◆ Stated problem A: In the records, update the part that opens with the line containing "speed-value: 20 [480,193,532,245]" and closes with the line containing "speed-value: 3 [127,193,153,245]" by replacing "speed-fraction" with "speed-decimal" and leaving everything else unchanged. Return only those lines.

◆ Provided passage:
========================

The 40-year-old, a two-time ranking event winner, did take the seventh with a 68, but Trump found some fluency to win the last two frames and make himself favourite to progress.

Another Welshman,
Ryan Day,

did manage to sustain his good form as he took a 5-4 lead over another leading contender, China’s
Ding Junhui.

Day, a former top-eight player who has dropped down to 35 in the rankings, knocked in a break of 77 to level at 2-2 after a closely-fought opening four frames.

Ding, a semi-finalist at The Crucible last year, responded with a 100 break on the resumption, but Day won the next three to move 5-3 up before a run of 53 saw Ding trail by only one frame.

They resume at 1000 BST on Wednesday, with the winner to face Mark Allen’s conqueror Cao Yupeng in the second round, starting on Friday.

The other match on Wednesday morning is likely to see a hasty exit for the 2006 world champion
Graeme Dott.

========================

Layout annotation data
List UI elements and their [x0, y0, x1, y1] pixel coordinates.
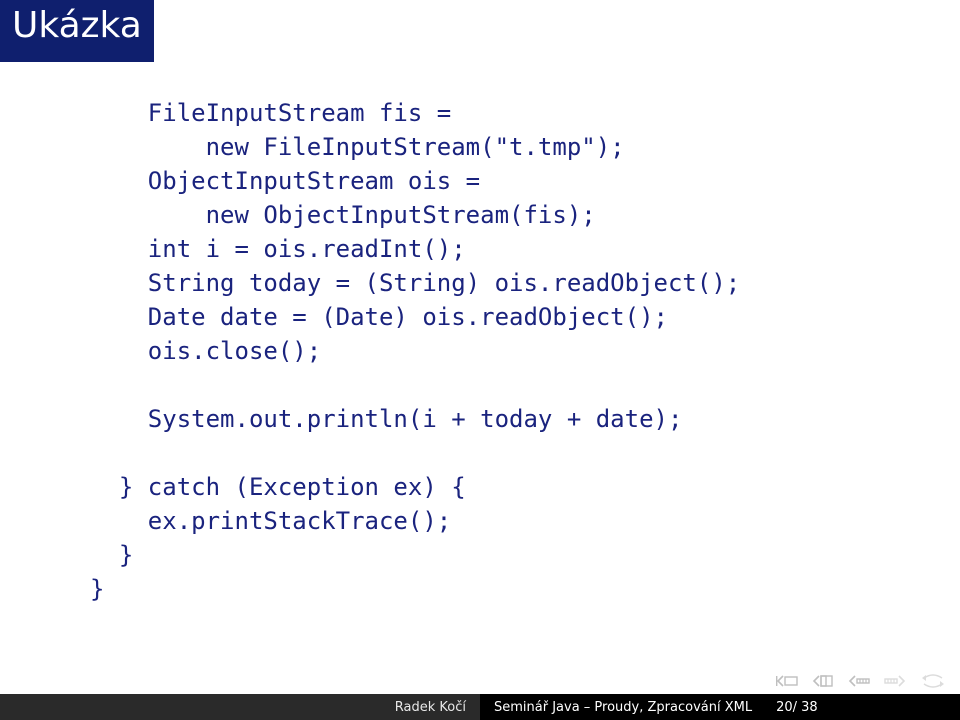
nav-section-prev-icon[interactable] [848, 675, 870, 687]
footer-page-number: 20/ 38 [776, 700, 818, 715]
nav-section-next-icon[interactable] [884, 675, 906, 687]
code-block: FileInputStream fis = new FileInputStrea… [90, 96, 920, 606]
nav-first-icon[interactable] [776, 675, 798, 687]
slide-content: FileInputStream fis = new FileInputStrea… [90, 96, 920, 606]
footer-author: Radek Kočí [0, 694, 480, 720]
footer-talk: Seminář Java – Proudy, Zpracování XML 20… [480, 694, 960, 720]
nav-back-forward-icon[interactable] [920, 674, 946, 688]
slide: Ukázka FileInputStream fis = new FileInp… [0, 0, 960, 720]
nav-prev-icon[interactable] [812, 675, 834, 687]
nav-icons [776, 670, 946, 692]
footer: Radek Kočí Seminář Java – Proudy, Zpraco… [0, 694, 960, 720]
slide-title: Ukázka [0, 0, 154, 62]
footer-talk-title: Seminář Java – Proudy, Zpracování XML [494, 700, 752, 715]
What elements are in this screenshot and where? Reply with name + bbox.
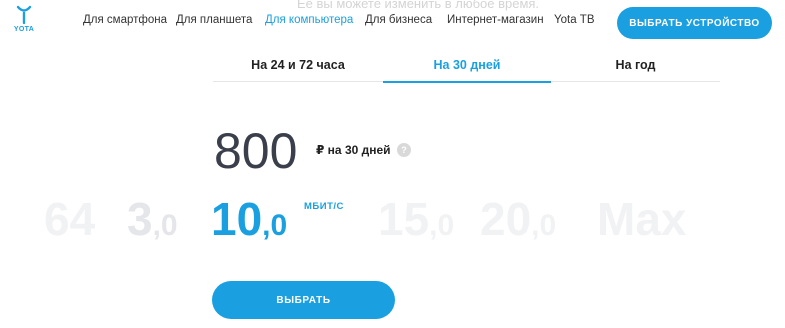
speed-value: 20 [480,193,532,245]
speed-fraction: ,0 [429,209,455,242]
speed-fraction: ,0 [531,209,557,242]
tariff-price: 800 [214,123,298,179]
nav-computer[interactable]: Для компьютера [265,14,353,26]
speed-option-3[interactable]: 3,0 [127,196,178,242]
site-header: YOTA Для смартфона Для планшета Для комп… [0,0,785,48]
tab-year[interactable]: На год [551,48,720,82]
tab-24-72-hours[interactable]: На 24 и 72 часа [213,48,383,82]
nav-shop[interactable]: Интернет-магазин [447,14,544,26]
speed-value: 3 [127,193,153,245]
speed-value: Max [597,193,687,245]
speed-option-max[interactable]: Max [597,196,686,242]
select-device-button[interactable]: ВЫБРАТЬ УСТРОЙСТВО [617,7,772,39]
speed-value: 64 [44,193,96,245]
nav-yota-tv[interactable]: Yota ТВ [554,14,595,26]
yota-logo[interactable]: YOTA [10,5,38,39]
speed-unit: МБИТ/С [304,201,344,212]
choose-button[interactable]: ВЫБРАТЬ [212,281,395,319]
tariff-price-period: ₽ на 30 дней [316,143,391,157]
help-icon[interactable]: ? [397,143,411,157]
speed-value: 10 [211,193,263,245]
speed-value: 15 [378,193,430,245]
speed-fraction: ,0 [152,209,178,242]
yota-logo-icon [16,5,32,25]
speed-option-15[interactable]: 15,0 [378,196,454,242]
tab-30-days[interactable]: На 30 дней [383,48,551,83]
logo-text: YOTA [13,26,35,33]
nav-tablet[interactable]: Для планшета [176,14,252,26]
nav-business[interactable]: Для бизнеса [365,14,432,26]
speed-fraction: ,0 [262,209,288,242]
speed-option-64[interactable]: 64 [44,196,95,242]
speed-option-20[interactable]: 20,0 [480,196,556,242]
period-tabs: На 24 и 72 часа На 30 дней На год [213,48,720,83]
speed-option-10[interactable]: 10,0 [211,196,287,242]
nav-smartphone[interactable]: Для смартфона [83,14,167,26]
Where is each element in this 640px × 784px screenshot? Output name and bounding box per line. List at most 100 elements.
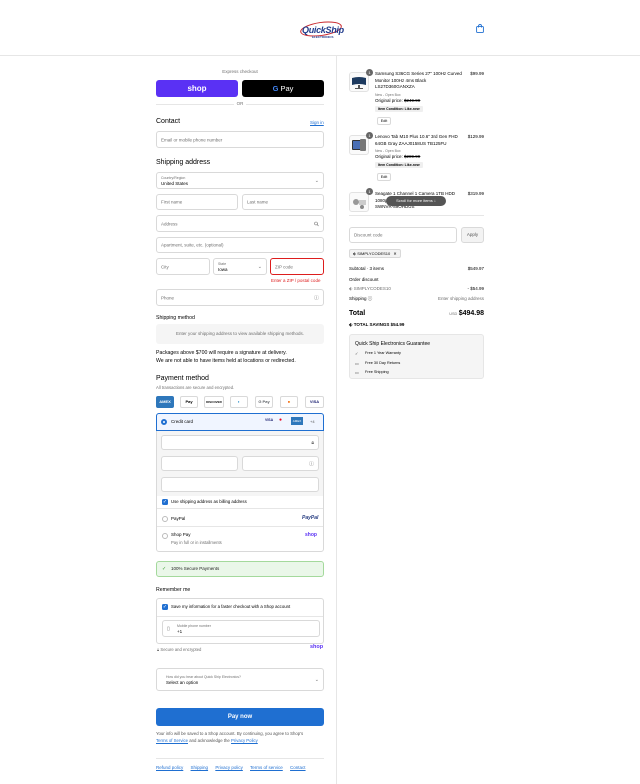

========================

◆ Stated problem B: Carry the snooker match report forward from its last sentence.

◆ Task answer A:
speed-value: 20 [480,193,532,245]
speed-decimal: ,0 [429,209,455,242]
speed-decimal: ,0 [531,209,557,242]
tariff-price: 800 [214,123,298,179]
nav-computer[interactable]: Для компьютера [265,14,353,26]
speed-option-3[interactable]: 3,0 [127,196,178,242]
site-header: YOTA Для смартфона Для планшета Для комп… [0,0,785,48]
tab-year[interactable]: На год [551,48,720,82]
tab-24-72-hours[interactable]: На 24 и 72 часа [213,48,383,82]
nav-shop[interactable]: Интернет-магазин [447,14,544,26]
speed-value: 3 [127,193,153,245]

◆ Task answer B:
The Scot endured a nightmare opening session against qualifier
Joe Perry,

who without hitting any great heights himself sauntered into an 8-0 lead.

Dott, facing the prospect of joining the late Eddie Charlton as the only player to be whitewashed (10-0 against John Parrott in 1992) in Crucible history, rallied to take the final frame of the session.

But Perry, a semi-finalist in 2008 before dropping out of the elite top 16, requires only two more frames to progress to a second-round meeting with Stephen Maguire, starting on Thursday.